Dataset records

>> BEGIN

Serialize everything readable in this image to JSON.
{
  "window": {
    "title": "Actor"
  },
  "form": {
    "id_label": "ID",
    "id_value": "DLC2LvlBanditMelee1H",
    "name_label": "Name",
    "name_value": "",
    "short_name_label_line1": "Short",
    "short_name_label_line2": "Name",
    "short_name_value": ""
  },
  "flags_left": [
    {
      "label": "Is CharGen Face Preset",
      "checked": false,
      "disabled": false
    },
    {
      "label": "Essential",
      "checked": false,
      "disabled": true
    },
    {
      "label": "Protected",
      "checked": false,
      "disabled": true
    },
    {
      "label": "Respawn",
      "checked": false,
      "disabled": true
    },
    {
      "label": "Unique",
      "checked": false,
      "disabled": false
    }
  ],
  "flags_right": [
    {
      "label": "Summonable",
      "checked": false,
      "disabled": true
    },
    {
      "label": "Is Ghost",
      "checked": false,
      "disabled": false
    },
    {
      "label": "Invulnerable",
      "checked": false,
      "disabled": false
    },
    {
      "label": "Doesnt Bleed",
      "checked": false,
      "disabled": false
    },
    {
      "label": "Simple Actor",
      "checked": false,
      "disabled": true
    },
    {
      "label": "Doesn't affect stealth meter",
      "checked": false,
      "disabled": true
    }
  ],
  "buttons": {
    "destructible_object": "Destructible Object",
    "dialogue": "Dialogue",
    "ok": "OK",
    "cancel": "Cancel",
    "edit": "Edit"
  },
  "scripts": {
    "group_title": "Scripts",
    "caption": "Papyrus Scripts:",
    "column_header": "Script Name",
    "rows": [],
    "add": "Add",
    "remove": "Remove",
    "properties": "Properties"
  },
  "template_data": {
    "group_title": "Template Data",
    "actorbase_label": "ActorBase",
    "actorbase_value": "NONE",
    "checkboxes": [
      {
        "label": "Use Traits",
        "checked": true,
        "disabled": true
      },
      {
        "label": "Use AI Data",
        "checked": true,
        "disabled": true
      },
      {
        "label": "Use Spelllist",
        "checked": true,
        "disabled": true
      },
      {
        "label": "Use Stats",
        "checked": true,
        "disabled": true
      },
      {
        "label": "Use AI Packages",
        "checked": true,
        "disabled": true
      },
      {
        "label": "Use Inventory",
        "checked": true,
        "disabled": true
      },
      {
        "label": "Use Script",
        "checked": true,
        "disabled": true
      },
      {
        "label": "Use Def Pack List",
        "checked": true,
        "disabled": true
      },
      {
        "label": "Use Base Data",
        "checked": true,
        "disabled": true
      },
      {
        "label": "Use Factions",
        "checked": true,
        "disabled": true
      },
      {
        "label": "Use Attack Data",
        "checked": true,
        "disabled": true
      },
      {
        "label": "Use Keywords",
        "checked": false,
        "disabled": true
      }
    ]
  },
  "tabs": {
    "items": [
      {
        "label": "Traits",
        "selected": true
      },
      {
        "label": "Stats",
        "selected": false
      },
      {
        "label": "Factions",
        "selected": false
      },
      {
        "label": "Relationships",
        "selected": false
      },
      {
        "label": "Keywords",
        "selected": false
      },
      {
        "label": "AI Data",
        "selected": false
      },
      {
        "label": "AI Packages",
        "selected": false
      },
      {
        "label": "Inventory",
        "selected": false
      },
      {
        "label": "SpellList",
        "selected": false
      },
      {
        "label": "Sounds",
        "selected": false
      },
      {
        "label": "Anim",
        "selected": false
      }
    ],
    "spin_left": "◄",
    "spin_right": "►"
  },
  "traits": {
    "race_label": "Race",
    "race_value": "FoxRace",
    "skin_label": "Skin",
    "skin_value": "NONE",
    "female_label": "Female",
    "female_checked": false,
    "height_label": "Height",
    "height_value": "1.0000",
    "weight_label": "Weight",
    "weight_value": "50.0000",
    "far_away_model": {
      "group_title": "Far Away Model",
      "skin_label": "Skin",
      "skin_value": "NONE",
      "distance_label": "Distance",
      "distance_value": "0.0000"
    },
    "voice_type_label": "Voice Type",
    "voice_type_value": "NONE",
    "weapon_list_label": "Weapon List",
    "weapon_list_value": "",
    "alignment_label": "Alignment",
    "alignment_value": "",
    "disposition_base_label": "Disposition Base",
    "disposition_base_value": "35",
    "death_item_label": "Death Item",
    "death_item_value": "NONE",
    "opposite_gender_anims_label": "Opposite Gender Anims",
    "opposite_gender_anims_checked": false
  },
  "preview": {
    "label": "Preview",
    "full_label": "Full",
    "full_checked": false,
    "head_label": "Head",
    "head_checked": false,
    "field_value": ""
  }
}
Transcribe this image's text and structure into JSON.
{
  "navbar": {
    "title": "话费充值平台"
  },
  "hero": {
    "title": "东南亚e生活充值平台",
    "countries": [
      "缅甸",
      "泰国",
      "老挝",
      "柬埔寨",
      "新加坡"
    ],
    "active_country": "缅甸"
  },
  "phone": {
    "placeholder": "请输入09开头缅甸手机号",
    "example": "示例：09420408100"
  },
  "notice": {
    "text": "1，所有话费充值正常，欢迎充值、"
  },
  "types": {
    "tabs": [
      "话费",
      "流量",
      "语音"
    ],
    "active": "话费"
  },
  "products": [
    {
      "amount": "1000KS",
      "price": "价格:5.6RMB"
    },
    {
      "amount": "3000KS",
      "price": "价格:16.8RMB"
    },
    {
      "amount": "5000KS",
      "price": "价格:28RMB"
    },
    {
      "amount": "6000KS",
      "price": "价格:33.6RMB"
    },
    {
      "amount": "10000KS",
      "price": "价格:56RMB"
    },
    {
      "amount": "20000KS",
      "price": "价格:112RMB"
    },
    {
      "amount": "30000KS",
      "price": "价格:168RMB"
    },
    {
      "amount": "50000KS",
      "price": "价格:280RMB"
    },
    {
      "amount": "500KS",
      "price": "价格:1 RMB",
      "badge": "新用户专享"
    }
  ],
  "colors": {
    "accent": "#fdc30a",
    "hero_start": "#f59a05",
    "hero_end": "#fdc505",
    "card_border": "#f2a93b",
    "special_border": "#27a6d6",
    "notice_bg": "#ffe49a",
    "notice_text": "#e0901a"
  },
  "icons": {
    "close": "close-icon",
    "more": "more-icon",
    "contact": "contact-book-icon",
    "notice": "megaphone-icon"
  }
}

>> END

**TO BE DONE**
Extract the data exactly as given.

**OUTPUT FOR THIS TASK**
Serialize everything readable in this image to JSON.
{
  "window": {
    "title": "Actor"
  },
  "form": {
    "id_label": "ID",
    "id_value": "DLC2LvlBanditMelee1H",
    "name_label": "Name",
    "name_value": "",
    "short_name_label_line1": "Short",
    "short_name_label_line2": "Name",
    "short_name_value": ""
  },
  "flags_left": [
    {
      "label": "Is CharGen Face Preset",
      "checked": false,
      "disabled": false
    },
    {
      "label": "Essential",
      "checked": false,
      "disabled": true
    },
    {
      "label": "Protected",
      "checked": false,
      "disabled": true
    },
    {
      "label": "Respawn",
      "checked": false,
      "disabled": true
    },
    {
      "label": "Unique",
      "checked": false,
      "disabled": false
    }
  ],
  "flags_right": [
    {
      "label": "Summonable",
      "checked": false,
      "disabled": true
    },
    {
      "label": "Is Ghost",
      "checked": false,
      "disabled": false
    },
    {
      "label": "Invulnerable",
      "checked": false,
      "disabled": false
    },
    {
      "label": "Doesnt Bleed",
      "checked": false,
      "disabled": false
    },
    {
      "label": "Simple Actor",
      "checked": false,
      "disabled": true
    },
    {
      "label": "Doesn't affect stealth meter",
      "checked": false,
      "disabled": true
    }
  ],
  "buttons": {
    "destructible_object": "Destructible Object",
    "dialogue": "Dialogue",
    "ok": "OK",
    "cancel": "Cancel",
    "edit": "Edit"
  },
  "scripts": {
    "group_title": "Scripts",
    "caption": "Papyrus Scripts:",
    "column_header": "Script Name",
    "rows": [],
    "add": "Add",
    "remove": "Remove",
    "properties": "Properties"
  },
  "template_data": {
    "group_title": "Template Data",
    "actorbase_label": "ActorBase",
    "actorbase_value": "NONE",
    "checkboxes": [
      {
        "label": "Use Traits",
        "checked": true,
        "disabled": true
      },
      {
        "label": "Use AI Data",
        "checked": true,
        "disabled": true
      },
      {
        "label": "Use Spelllist",
        "checked": true,
        "disabled": true
      },
      {
        "label": "Use Stats",
        "checked": true,
        "disabled": true
      },
      {
        "label": "Use AI Packages",
        "checked": true,
        "disabled": true
      },
      {
        "label": "Use Inventory",
        "checked": true,
        "disabled": true
      },
      {
        "label": "Use Script",
        "checked": true,
        "disabled": true
      },
      {
        "label": "Use Def Pack List",
        "checked": true,
        "disabled": true
      },
      {
        "label": "Use Base Data",
        "checked": true,
        "disabled": true
      },
      {
        "label": "Use Factions",
        "checked": true,
        "disabled": true
      },
      {
        "label": "Use Attack Data",
        "checked": true,
        "disabled": true
      },
      {
        "label": "Use Keywords",
        "checked": false,
        "disabled": true
      }
    ]
  },
  "tabs": {
    "items": [
      {
        "label": "Traits",
        "selected": true
      },
      {
        "label": "Stats",
        "selected": false
      },
      {
        "label": "Factions",
        "selected": false
      },
      {
        "label": "Relationships",
        "selected": false
      },
      {
        "label": "Keywords",
        "selected": false
      },
      {
        "label": "AI Data",
        "selected": false
      },
      {
        "label": "AI Packages",
        "selected": false
      },
      {
        "label": "Inventory",
        "selected": false
      },
      {
        "label": "SpellList",
        "selected": false
      },
      {
        "label": "Sounds",
        "selected": false
      },
      {
        "label": "Anim",
        "selected": false
      }
    ],
    "spin_left": "◄",
    "spin_right": "►"
  },
  "traits": {
    "race_label": "Race",
    "race_value": "FoxRace",
    "skin_label": "Skin",
    "skin_value": "NONE",
    "female_label": "Female",
    "female_checked": false,
    "height_label": "Height",
    "height_value": "1.0000",
    "weight_label": "Weight",
    "weight_value": "50.0000",
    "far_away_model": {
      "group_title": "Far Away Model",
      "skin_label": "Skin",
      "skin_value": "NONE",
      "distance_label": "Distance",
      "distance_value": "0.0000"
    },
    "voice_type_label": "Voice Type",
    "voice_type_value": "NONE",
    "weapon_list_label": "Weapon List",
    "weapon_list_value": "",
    "alignment_label": "Alignment",
    "alignment_value": "",
    "disposition_base_label": "Disposition Base",
    "disposition_base_value": "35",
    "death_item_label": "Death Item",
    "death_item_value": "NONE",
    "opposite_gender_anims_label": "Opposite Gender Anims",
    "opposite_gender_anims_checked": false
  },
  "preview": {
    "label": "Preview",
    "full_label": "Full",
    "full_checked": false,
    "head_label": "Head",
    "head_checked": false,
    "field_value": ""
  }
}
Transcribe this image's text and structure into JSON.
{
  "navbar": {
    "title": "话费充值平台"
  },
  "hero": {
    "title": "东南亚e生活充值平台",
    "countries": [
      "缅甸",
      "泰国",
      "老挝",
      "柬埔寨",
      "新加坡"
    ],
    "active_country": "缅甸"
  },
  "phone": {
    "placeholder": "请输入09开头缅甸手机号",
    "example": "示例：09420408100"
  },
  "notice": {
    "text": "1，所有话费充值正常，欢迎充值、"
  },
  "types": {
    "tabs": [
      "话费",
      "流量",
      "语音"
    ],
    "active": "话费"
  },
  "products": [
    {
      "amount": "1000KS",
      "price": "价格:5.6RMB"
    },
    {
      "amount": "3000KS",
      "price": "价格:16.8RMB"
    },
    {
      "amount": "5000KS",
      "price": "价格:28RMB"
    },
    {
      "amount": "6000KS",
      "price": "价格:33.6RMB"
    },
    {
      "amount": "10000KS",
      "price": "价格:56RMB"
    },
    {
      "amount": "20000KS",
      "price": "价格:112RMB"
    },
    {
      "amount": "30000KS",
      "price": "价格:168RMB"
    },
    {
      "amount": "50000KS",
      "price": "价格:280RMB"
    },
    {
      "amount": "500KS",
      "price": "价格:1 RMB",
      "badge": "新用户专享"
    }
  ],
  "colors": {
    "accent": "#fdc30a",
    "hero_start": "#f59a05",
    "hero_end": "#fdc505",
    "card_border": "#f2a93b",
    "special_border": "#27a6d6",
    "notice_bg": "#ffe49a",
    "notice_text": "#e0901a"
  },
  "icons": {
    "close": "close-icon",
    "more": "more-icon",
    "contact": "contact-book-icon",
    "notice": "megaphone-icon"
  }
}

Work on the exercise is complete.